• Task instructions:
Print every entry word for word, but omit the pictures.

* BEGIN Entries provided *

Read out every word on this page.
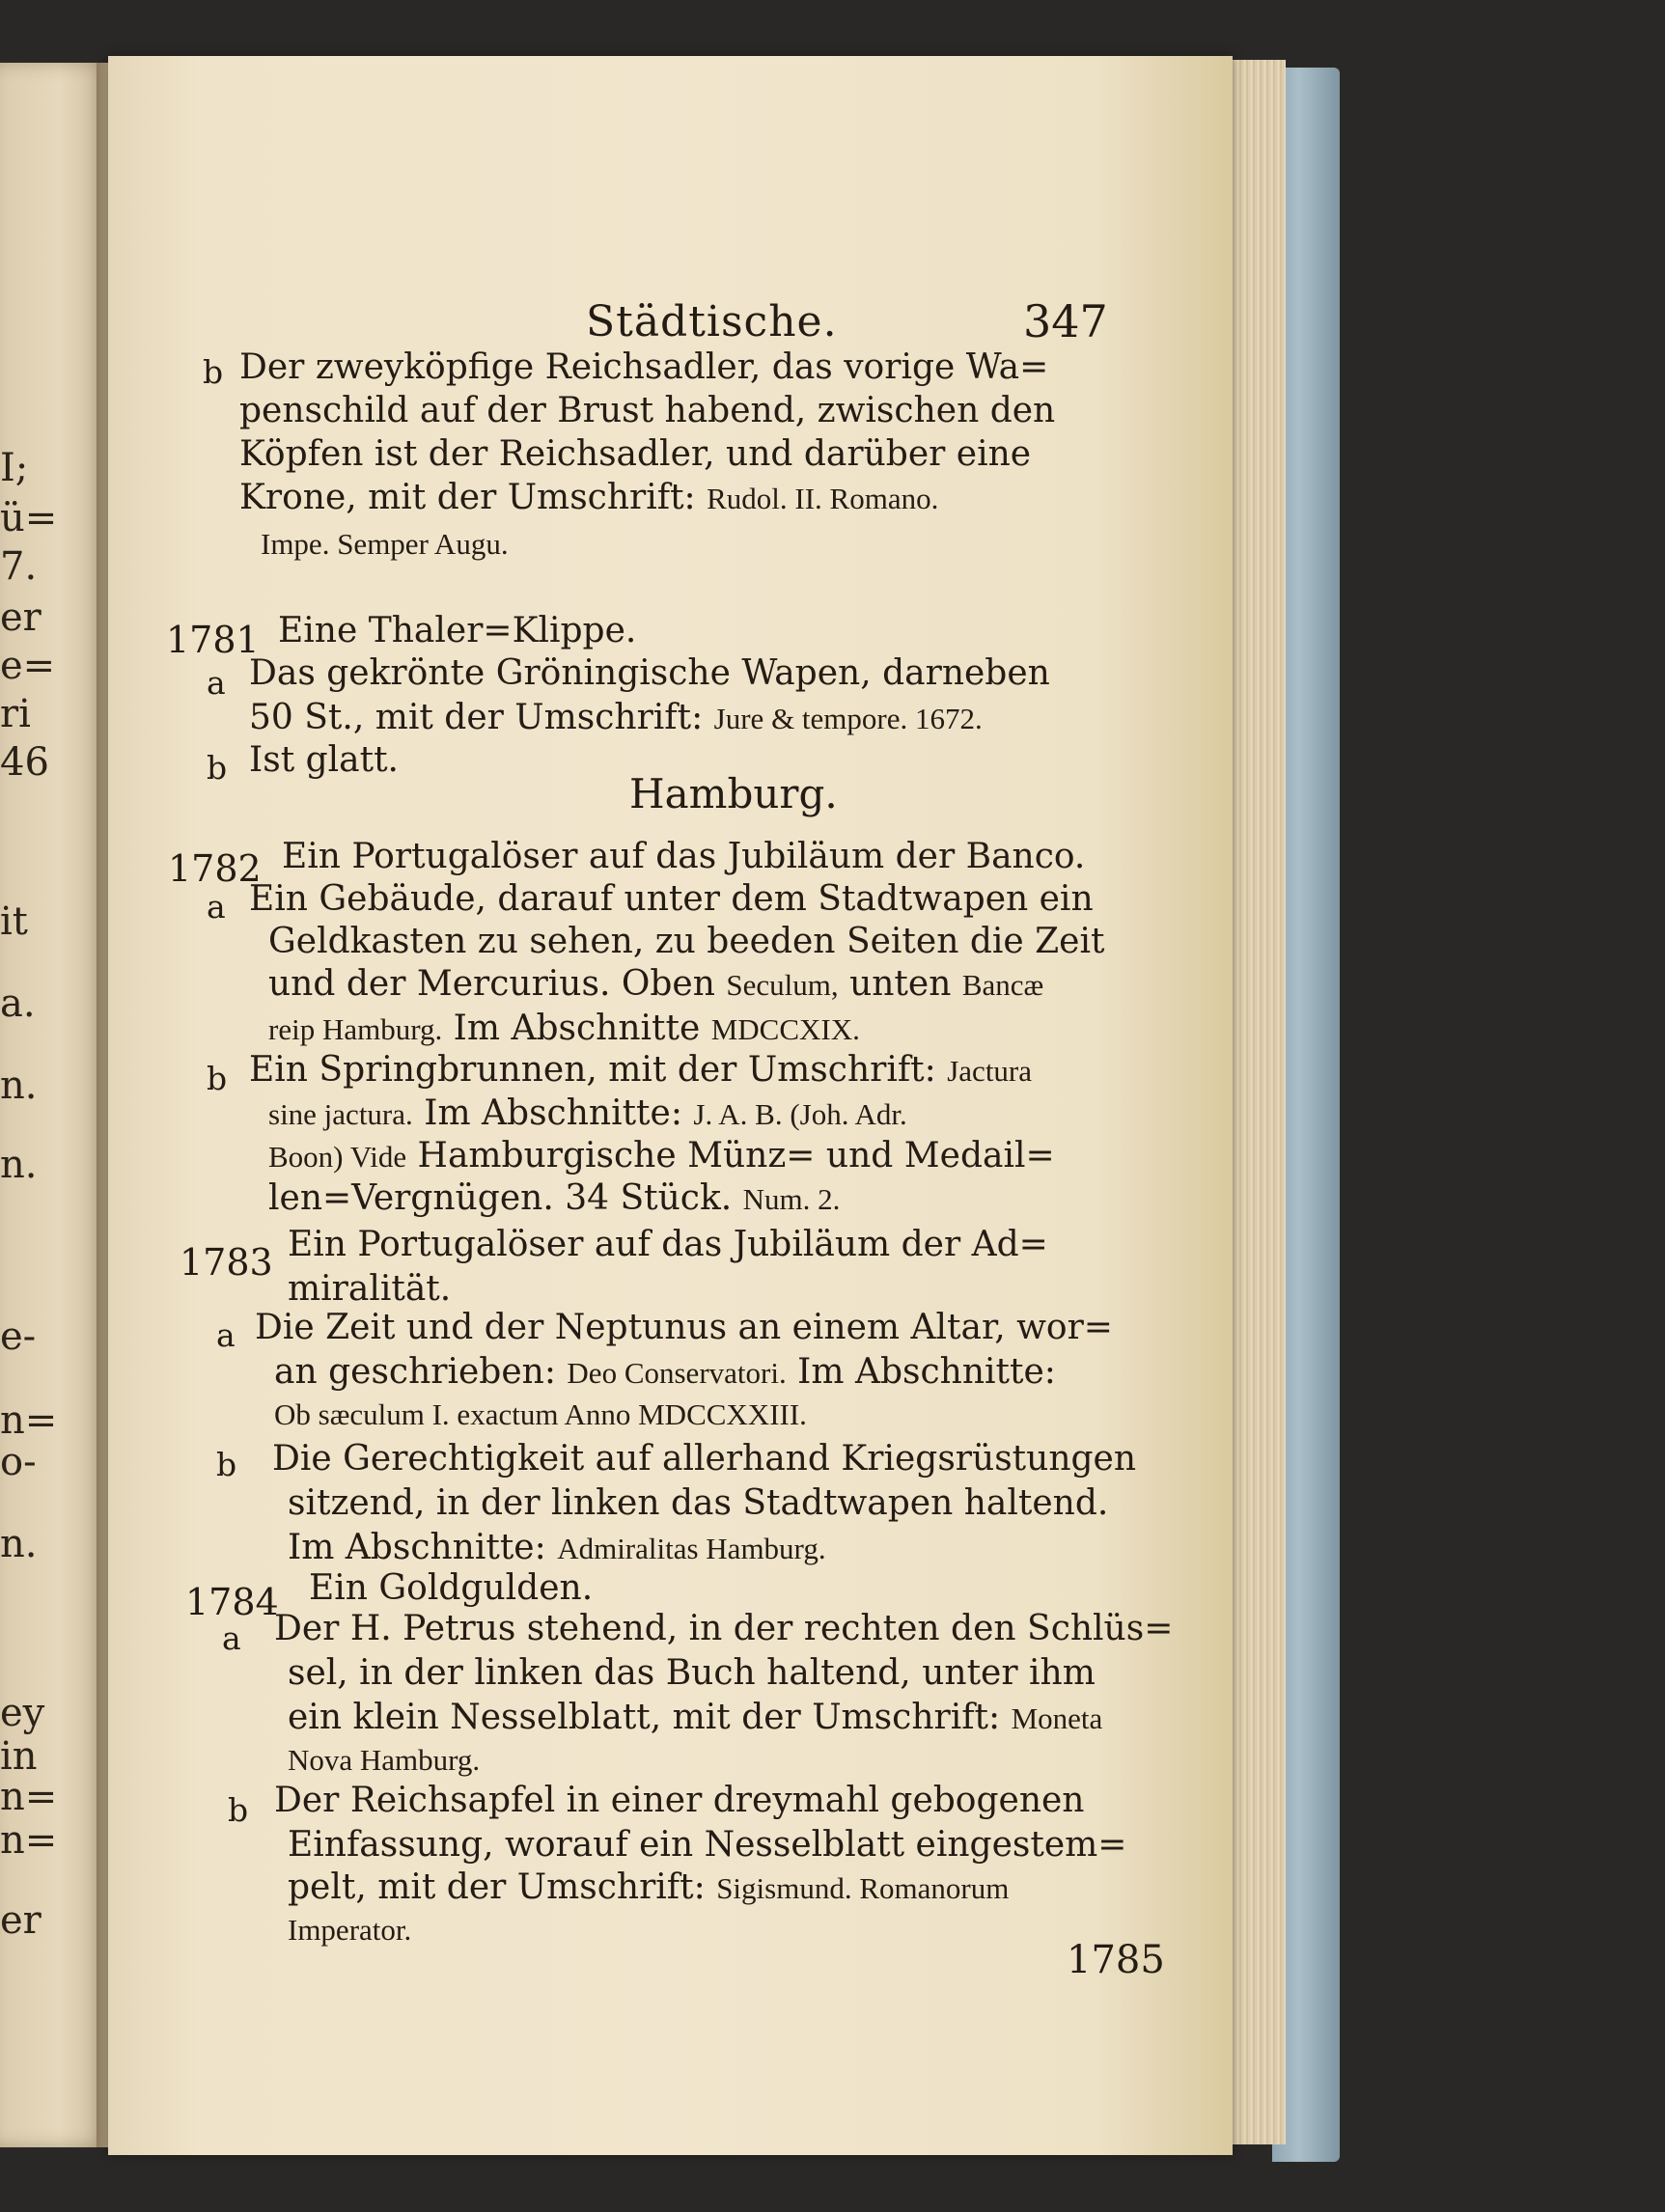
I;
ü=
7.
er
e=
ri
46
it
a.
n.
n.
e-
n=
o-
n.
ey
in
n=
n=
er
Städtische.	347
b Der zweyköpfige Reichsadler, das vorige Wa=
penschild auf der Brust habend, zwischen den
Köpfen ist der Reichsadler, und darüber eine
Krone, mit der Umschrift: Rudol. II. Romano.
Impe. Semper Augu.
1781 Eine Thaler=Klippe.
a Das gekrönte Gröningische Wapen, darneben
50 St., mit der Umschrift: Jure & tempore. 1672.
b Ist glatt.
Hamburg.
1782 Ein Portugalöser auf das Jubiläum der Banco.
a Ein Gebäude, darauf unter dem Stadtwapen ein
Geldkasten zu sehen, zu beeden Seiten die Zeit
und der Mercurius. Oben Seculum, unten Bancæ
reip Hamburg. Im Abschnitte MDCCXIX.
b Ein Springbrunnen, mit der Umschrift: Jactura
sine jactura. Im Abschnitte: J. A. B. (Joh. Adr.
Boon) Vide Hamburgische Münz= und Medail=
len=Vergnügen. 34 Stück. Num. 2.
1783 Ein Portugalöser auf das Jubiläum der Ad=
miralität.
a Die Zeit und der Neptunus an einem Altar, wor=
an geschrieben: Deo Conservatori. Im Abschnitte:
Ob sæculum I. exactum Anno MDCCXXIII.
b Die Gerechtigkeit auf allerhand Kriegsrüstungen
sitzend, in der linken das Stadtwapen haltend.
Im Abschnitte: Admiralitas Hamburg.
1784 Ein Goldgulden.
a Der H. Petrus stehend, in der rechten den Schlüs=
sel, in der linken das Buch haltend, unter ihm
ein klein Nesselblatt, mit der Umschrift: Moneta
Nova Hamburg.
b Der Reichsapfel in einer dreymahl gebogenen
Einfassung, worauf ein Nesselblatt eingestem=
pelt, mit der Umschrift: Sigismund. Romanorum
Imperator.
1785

* END Entries provided *

• The output:
Read out every word on this page.
I;
ü=
7.
er
e=
ri
46
it
a.
n.
n.
e-
n=
o-
n.
ey
in
n=
n=
er
Städtische.	347
b Der zweyköpfige Reichsadler, das vorige Wa=
penschild auf der Brust habend, zwischen den
Köpfen ist der Reichsadler, und darüber eine
Krone, mit der Umschrift: Rudol. II. Romano.
Impe. Semper Augu.
1781 Eine Thaler=Klippe.
a Das gekrönte Gröningische Wapen, darneben
50 St., mit der Umschrift: Jure & tempore. 1672.
b Ist glatt.
Hamburg.
1782 Ein Portugalöser auf das Jubiläum der Banco.
a Ein Gebäude, darauf unter dem Stadtwapen ein
Geldkasten zu sehen, zu beeden Seiten die Zeit
und der Mercurius. Oben Seculum, unten Bancæ
reip Hamburg. Im Abschnitte MDCCXIX.
b Ein Springbrunnen, mit der Umschrift: Jactura
sine jactura. Im Abschnitte: J. A. B. (Joh. Adr.
Boon) Vide Hamburgische Münz= und Medail=
len=Vergnügen. 34 Stück. Num. 2.
1783 Ein Portugalöser auf das Jubiläum der Ad=
miralität.
a Die Zeit und der Neptunus an einem Altar, wor=
an geschrieben: Deo Conservatori. Im Abschnitte:
Ob sæculum I. exactum Anno MDCCXXIII.
b Die Gerechtigkeit auf allerhand Kriegsrüstungen
sitzend, in der linken das Stadtwapen haltend.
Im Abschnitte: Admiralitas Hamburg.
1784 Ein Goldgulden.
a Der H. Petrus stehend, in der rechten den Schlüs=
sel, in der linken das Buch haltend, unter ihm
ein klein Nesselblatt, mit der Umschrift: Moneta
Nova Hamburg.
b Der Reichsapfel in einer dreymahl gebogenen
Einfassung, worauf ein Nesselblatt eingestem=
pelt, mit der Umschrift: Sigismund. Romanorum
Imperator.
1785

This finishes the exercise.